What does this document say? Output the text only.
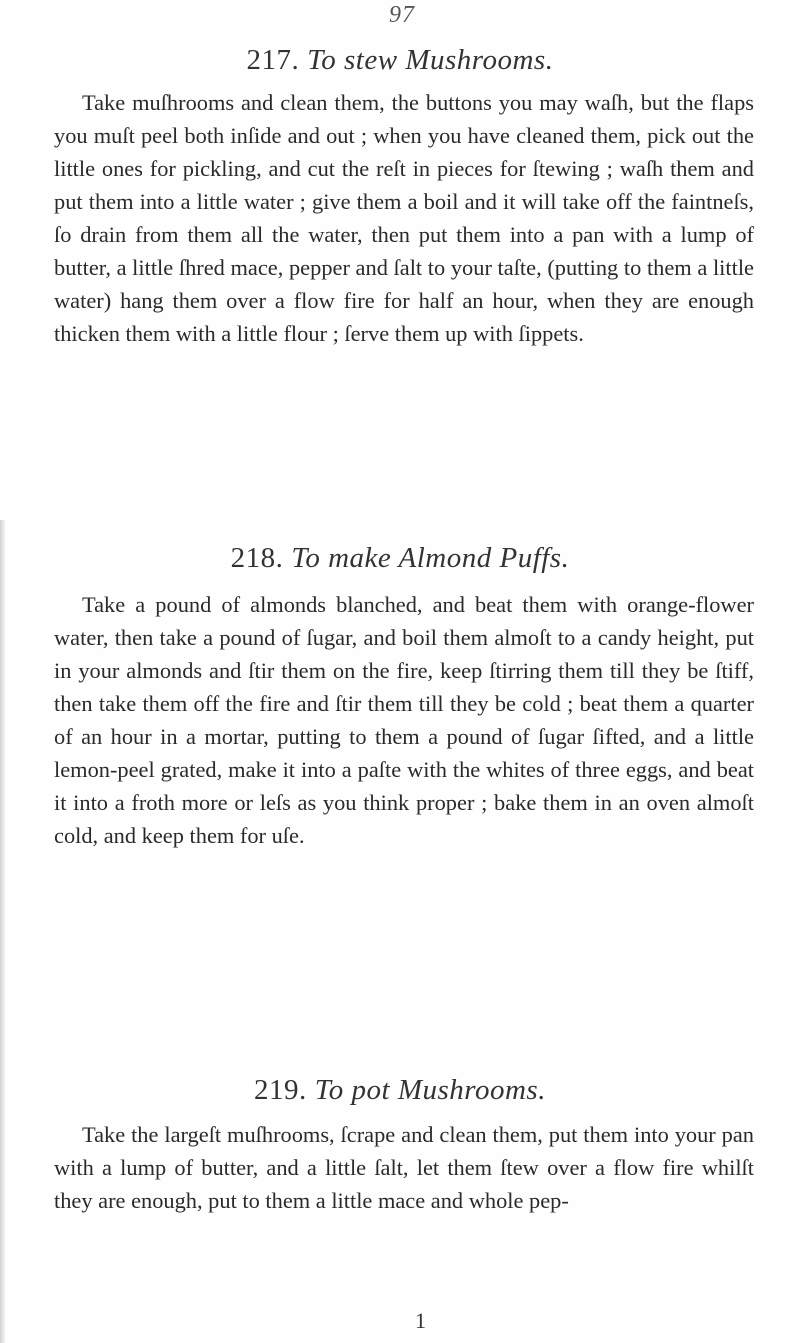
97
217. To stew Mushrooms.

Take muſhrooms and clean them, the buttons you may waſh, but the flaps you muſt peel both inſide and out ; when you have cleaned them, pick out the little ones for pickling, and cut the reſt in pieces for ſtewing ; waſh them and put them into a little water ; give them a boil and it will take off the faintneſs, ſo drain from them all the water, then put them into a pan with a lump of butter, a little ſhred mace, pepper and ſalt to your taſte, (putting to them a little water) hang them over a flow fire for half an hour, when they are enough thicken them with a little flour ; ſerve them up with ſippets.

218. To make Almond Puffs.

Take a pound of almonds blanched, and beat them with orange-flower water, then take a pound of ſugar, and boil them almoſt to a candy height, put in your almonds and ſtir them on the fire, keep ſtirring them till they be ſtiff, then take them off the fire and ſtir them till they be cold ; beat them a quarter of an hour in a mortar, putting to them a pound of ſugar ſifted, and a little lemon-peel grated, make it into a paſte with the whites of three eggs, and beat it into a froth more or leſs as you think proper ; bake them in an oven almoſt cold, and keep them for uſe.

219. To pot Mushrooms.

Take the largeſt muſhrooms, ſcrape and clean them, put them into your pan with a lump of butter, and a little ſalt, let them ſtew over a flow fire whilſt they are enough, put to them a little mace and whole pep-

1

Instruction
Check each line of the records above for "Mushrooms", and copy those that have it.

Exercise result
217. To stew Mushrooms.
219. To pot Mushrooms.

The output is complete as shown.